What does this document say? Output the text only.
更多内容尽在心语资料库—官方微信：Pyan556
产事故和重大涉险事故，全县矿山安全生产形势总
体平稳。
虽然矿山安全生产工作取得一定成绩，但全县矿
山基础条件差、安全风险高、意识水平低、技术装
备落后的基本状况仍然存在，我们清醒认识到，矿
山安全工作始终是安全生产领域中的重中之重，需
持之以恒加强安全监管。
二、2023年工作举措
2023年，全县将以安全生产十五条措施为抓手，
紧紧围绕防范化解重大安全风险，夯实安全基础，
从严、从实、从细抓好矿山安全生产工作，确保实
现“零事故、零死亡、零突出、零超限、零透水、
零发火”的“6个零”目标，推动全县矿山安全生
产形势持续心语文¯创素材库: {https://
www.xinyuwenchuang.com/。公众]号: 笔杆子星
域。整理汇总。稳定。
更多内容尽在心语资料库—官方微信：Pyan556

→ **Exercise**
Restate every entry word for word.

→ **Solution below**
What does this document say? Output the text only.
更多内容尽在心语资料库—官方微信：Pyan556
产事故和重大涉险事故，全县矿山安全生产形势总
体平稳。
虽然矿山安全生产工作取得一定成绩，但全县矿
山基础条件差、安全风险高、意识水平低、技术装
备落后的基本状况仍然存在，我们清醒认识到，矿
山安全工作始终是安全生产领域中的重中之重，需
持之以恒加强安全监管。
二、2023年工作举措
2023年，全县将以安全生产十五条措施为抓手，
紧紧围绕防范化解重大安全风险，夯实安全基础，
从严、从实、从细抓好矿山安全生产工作，确保实
现“零事故、零死亡、零突出、零超限、零透水、
零发火”的“6个零”目标，推动全县矿山安全生
产形势持续心语文¯创素材库: {https://
www.xinyuwenchuang.com/。公众]号: 笔杆子星
域。整理汇总。稳定。
更多内容尽在心语资料库—官方微信：Pyan556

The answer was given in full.